■ DESCRIPTION OF THE TASK ■
Work through the entries below and report how many lines include "America". The number alone is the answer.

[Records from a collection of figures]
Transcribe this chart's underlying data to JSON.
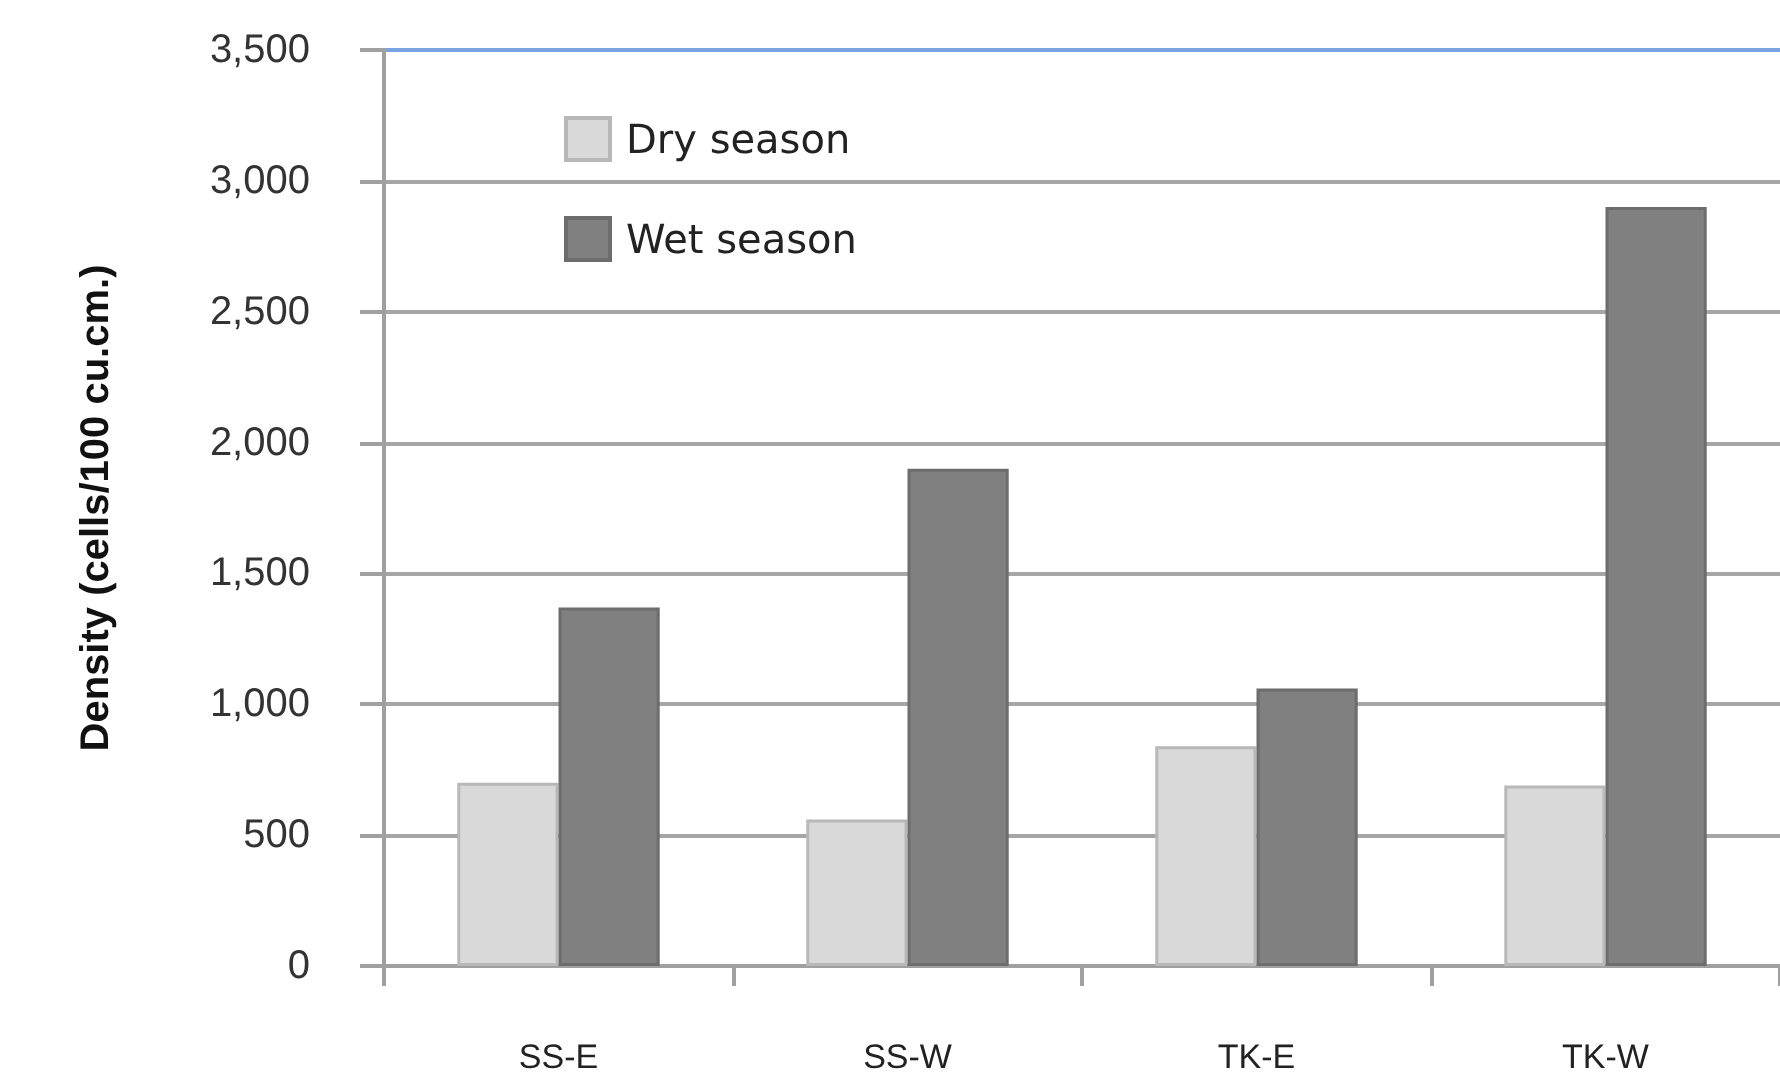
{
  "chart_data": {
    "type": "bar",
    "ylabel": "Density (cells/100 cu.cm.)",
    "categories": [
      "SS-E",
      "SS-W",
      "TK-E",
      "TK-W"
    ],
    "series": [
      {
        "name": "Dry season",
        "color": "#d9d9d9",
        "values": [
          700,
          560,
          840,
          690
        ]
      },
      {
        "name": "Wet season",
        "color": "#808080",
        "values": [
          1370,
          1900,
          1060,
          2900
        ]
      }
    ],
    "ylim": [
      0,
      3500
    ],
    "yticks": [
      0,
      500,
      {
        "value": 1000,
        "label": "1,000"
      },
      {
        "value": 1500,
        "label": "1,500"
      },
      {
        "value": 2000,
        "label": "2,000"
      },
      {
        "value": 2500,
        "label": "2,500"
      },
      {
        "value": 3000,
        "label": "3,000"
      },
      {
        "value": 3500,
        "label": "3,500"
      }
    ],
    "grid": "y",
    "legend": "top left"
  }
}
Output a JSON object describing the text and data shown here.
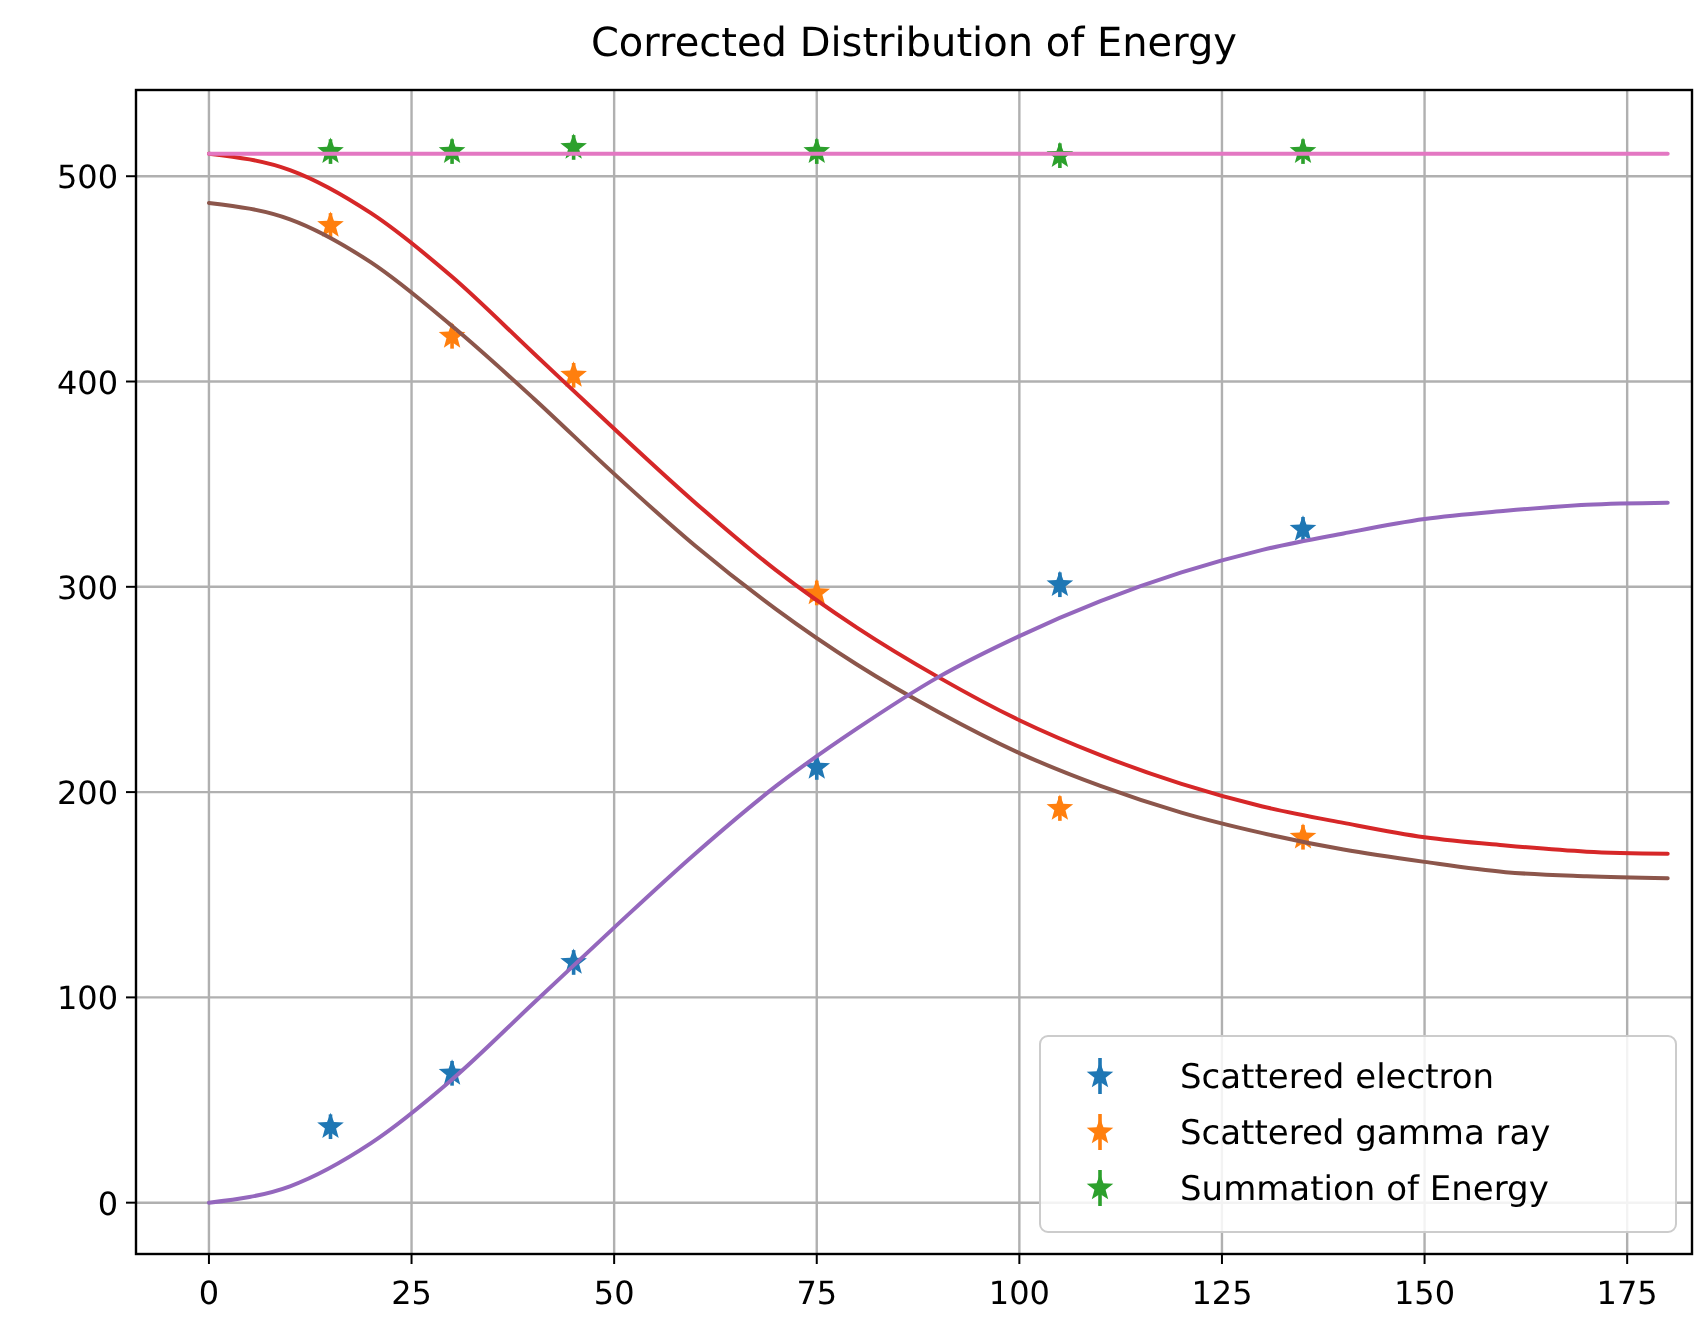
{
  "chart_data": {
    "type": "scatter",
    "title": "Corrected Distribution of Energy",
    "xlim": [
      -9,
      183
    ],
    "ylim": [
      -25,
      542
    ],
    "xticks": [
      0,
      25,
      50,
      75,
      100,
      125,
      150,
      175
    ],
    "yticks": [
      0,
      100,
      200,
      300,
      400,
      500
    ],
    "grid": true,
    "legend": "bottom right",
    "series": [
      {
        "name": "Scattered electron",
        "color": "#1f77b4",
        "x": [
          15,
          30,
          45,
          75,
          105,
          135
        ],
        "values": [
          37,
          63,
          117,
          212,
          301,
          328
        ],
        "marker": "star",
        "errors": [
          6,
          6,
          6,
          6,
          6,
          6
        ]
      },
      {
        "name": "Scattered gamma ray",
        "color": "#ff7f0e",
        "x": [
          15,
          30,
          45,
          75,
          105,
          135
        ],
        "values": [
          476,
          422,
          403,
          297,
          192,
          178
        ],
        "marker": "star",
        "errors": [
          6,
          6,
          6,
          6,
          6,
          6
        ]
      },
      {
        "name": "Summation of Energy",
        "color": "#2ca02c",
        "x": [
          15,
          30,
          45,
          75,
          105,
          135
        ],
        "values": [
          512,
          512,
          514,
          512,
          510,
          512
        ],
        "marker": "star",
        "errors": [
          6,
          6,
          6,
          6,
          6,
          6
        ]
      },
      {
        "type": "line",
        "color": "#d62728",
        "x": [
          0,
          10,
          20,
          30,
          40,
          50,
          60,
          70,
          80,
          90,
          100,
          110,
          120,
          130,
          140,
          150,
          160,
          170,
          180
        ],
        "values": [
          511,
          503,
          482,
          451,
          414,
          377,
          341,
          308,
          280,
          256,
          235,
          218,
          204,
          193,
          185,
          178,
          174,
          171,
          170
        ]
      },
      {
        "type": "line",
        "color": "#8c564b",
        "x": [
          0,
          10,
          20,
          30,
          40,
          50,
          60,
          70,
          80,
          90,
          100,
          110,
          120,
          130,
          140,
          150,
          160,
          170,
          180
        ],
        "values": [
          487,
          479,
          458,
          427,
          392,
          355,
          320,
          289,
          262,
          239,
          219,
          203,
          190,
          180,
          172,
          166,
          161,
          159,
          158
        ]
      },
      {
        "type": "line",
        "color": "#9467bd",
        "x": [
          0,
          10,
          20,
          30,
          40,
          50,
          60,
          70,
          80,
          90,
          100,
          110,
          120,
          130,
          140,
          150,
          160,
          170,
          180
        ],
        "values": [
          0,
          8,
          29,
          60,
          97,
          134,
          170,
          203,
          231,
          256,
          276,
          293,
          307,
          318,
          326,
          333,
          337,
          340,
          341
        ]
      },
      {
        "type": "line",
        "color": "#e377c2",
        "x": [
          0,
          45,
          90,
          135,
          180
        ],
        "values": [
          511,
          511,
          511,
          511,
          511
        ]
      }
    ]
  }
}
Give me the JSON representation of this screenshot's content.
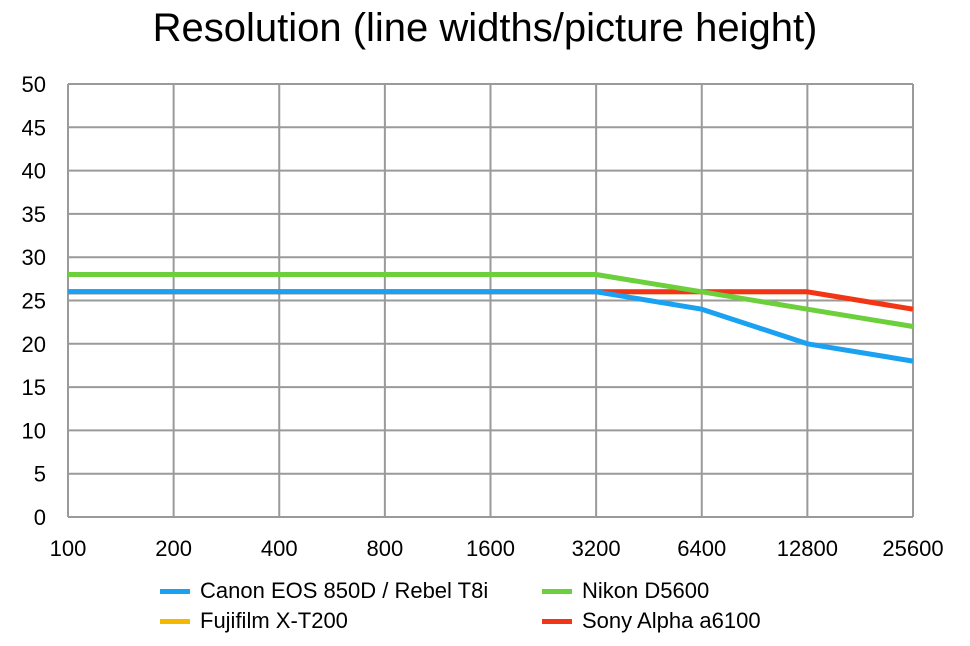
{
  "chart_data": {
    "type": "line",
    "title": "Resolution (line widths/picture height)",
    "xlabel": "",
    "ylabel": "",
    "categories": [
      "100",
      "200",
      "400",
      "800",
      "1600",
      "3200",
      "6400",
      "12800",
      "25600"
    ],
    "yticks": [
      "0",
      "5",
      "10",
      "15",
      "20",
      "25",
      "30",
      "35",
      "40",
      "45",
      "50"
    ],
    "ylim": [
      0,
      50
    ],
    "grid": true,
    "legend_position": "bottom",
    "series": [
      {
        "name": "Fujifilm X-T200",
        "color": "#f5b800",
        "values": [
          26,
          26,
          26,
          26,
          26,
          26,
          26,
          26,
          24
        ]
      },
      {
        "name": "Sony Alpha a6100",
        "color": "#f23418",
        "values": [
          26,
          26,
          26,
          26,
          26,
          26,
          26,
          26,
          24
        ]
      },
      {
        "name": "Canon EOS 850D / Rebel T8i",
        "color": "#1ba1f2",
        "values": [
          26,
          26,
          26,
          26,
          26,
          26,
          24,
          20,
          18
        ]
      },
      {
        "name": "Nikon D5600",
        "color": "#6ccf3c",
        "values": [
          28,
          28,
          28,
          28,
          28,
          28,
          26,
          24,
          22
        ]
      }
    ]
  }
}
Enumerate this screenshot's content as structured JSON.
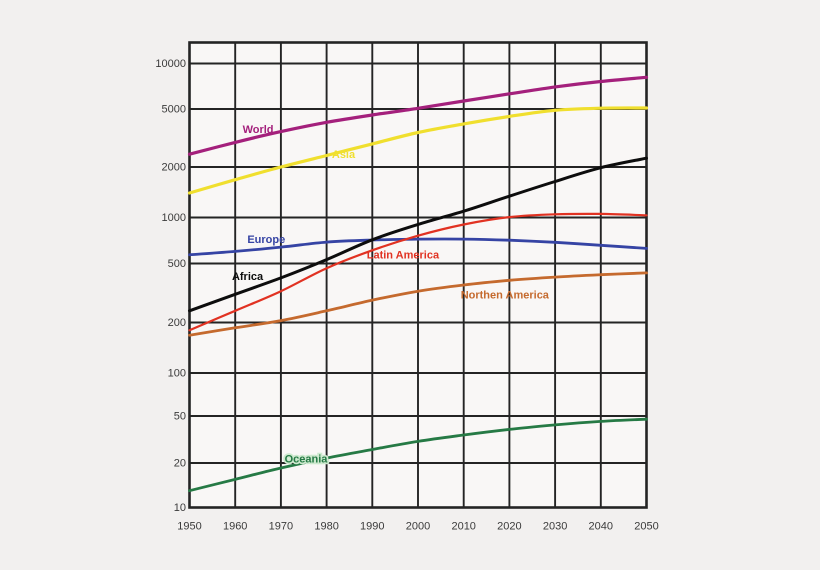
{
  "page": {
    "background": "#f2f0ef",
    "plot_background": "#f9f7f6",
    "grid_color": "#242424",
    "tick_label_color": "#3b3b3b"
  },
  "chart_data": {
    "type": "line",
    "title": "",
    "xlabel": "",
    "ylabel": "",
    "y_scale": "log",
    "grid": true,
    "legend_position": "inline-labels",
    "xlim": [
      1950,
      2050
    ],
    "ylim": [
      10,
      16000
    ],
    "x": [
      1950,
      1960,
      1970,
      1980,
      1990,
      2000,
      2010,
      2020,
      2030,
      2040,
      2050
    ],
    "x_tick_labels": [
      "1950",
      "1960",
      "1970",
      "1980",
      "1990",
      "2000",
      "2010",
      "2020",
      "2030",
      "2040",
      "2050"
    ],
    "y_ticks": [
      10000,
      5000,
      2000,
      1000,
      500,
      200,
      100,
      50,
      20,
      10
    ],
    "y_tick_labels": [
      "10000",
      "5000",
      "2000",
      "1000",
      "500",
      "200",
      "100",
      "50",
      "20",
      "10"
    ],
    "series": [
      {
        "name": "World",
        "color": "#a4207c",
        "values": [
          2450,
          2950,
          3500,
          4050,
          4550,
          5050,
          5650,
          6300,
          7000,
          7600,
          8100
        ],
        "label": {
          "text": "World",
          "year": 1965,
          "value": 3420
        }
      },
      {
        "name": "Asia",
        "color": "#f0df2e",
        "values": [
          1400,
          1680,
          2000,
          2400,
          2880,
          3450,
          3950,
          4450,
          4900,
          5060,
          5080
        ],
        "label": {
          "text": "Asia",
          "year": 1983.7,
          "value": 2300
        }
      },
      {
        "name": "Europe",
        "color": "#3644a4",
        "values": [
          570,
          600,
          640,
          690,
          712,
          722,
          722,
          710,
          688,
          658,
          628
        ],
        "label": {
          "text": "Europe",
          "year": 1966.8,
          "value": 680
        }
      },
      {
        "name": "Latin America",
        "color": "#e13222",
        "values": [
          180,
          240,
          325,
          465,
          610,
          760,
          900,
          1005,
          1045,
          1050,
          1030
        ],
        "label": {
          "text": "Latin America",
          "year": 1996.7,
          "value": 540
        }
      },
      {
        "name": "Northern America",
        "color": "#c56a2e",
        "values": [
          168,
          186,
          206,
          240,
          283,
          325,
          358,
          385,
          405,
          420,
          432
        ],
        "label": {
          "text": "Northen America",
          "year": 2019,
          "value": 291
        }
      },
      {
        "name": "Oceania",
        "color": "#267a45",
        "values": [
          13,
          15.5,
          18.5,
          22,
          26,
          30.5,
          34.5,
          38.5,
          42,
          45,
          47
        ],
        "label": {
          "text": "Oceania",
          "year": 1975.5,
          "value": 20.2,
          "halo": "#cde9ce"
        }
      },
      {
        "name": "Africa",
        "color": "#0d0d0d",
        "values": [
          240,
          310,
          400,
          530,
          715,
          900,
          1090,
          1340,
          1640,
          1980,
          2300
        ],
        "label": {
          "text": "Africa",
          "year": 1962.7,
          "value": 387
        }
      }
    ]
  }
}
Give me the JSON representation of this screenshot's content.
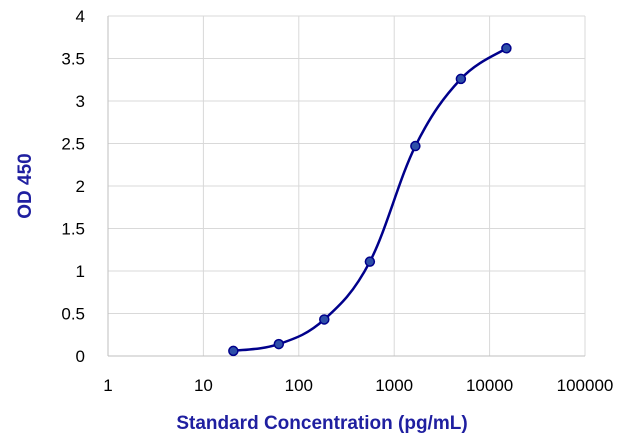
{
  "chart_data": {
    "type": "scatter",
    "title": "",
    "xlabel": "Standard Concentration (pg/mL)",
    "ylabel": "OD 450",
    "x_scale": "log",
    "xlim": [
      1,
      100000
    ],
    "ylim": [
      0,
      4
    ],
    "x_ticks": [
      1,
      10,
      100,
      1000,
      10000,
      100000
    ],
    "x_tick_labels": [
      "1",
      "10",
      "100",
      "1000",
      "10000",
      "100000"
    ],
    "y_ticks": [
      0,
      0.5,
      1,
      1.5,
      2,
      2.5,
      3,
      3.5,
      4
    ],
    "y_tick_labels": [
      "0",
      "0.5",
      "1",
      "1.5",
      "2",
      "2.5",
      "3",
      "3.5",
      "4"
    ],
    "grid": true,
    "legend": "none",
    "series": [
      {
        "x": [
          20.6,
          61.7,
          185,
          556,
          1667,
          5000,
          15000
        ],
        "y": [
          0.06,
          0.14,
          0.43,
          1.11,
          2.47,
          3.26,
          3.62
        ],
        "line": "smooth",
        "color": "#00008B",
        "marker_color": "#2E4FA8"
      }
    ],
    "label_color": "#1F1FA0"
  }
}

■ COMPLETE RESPONSE ■
4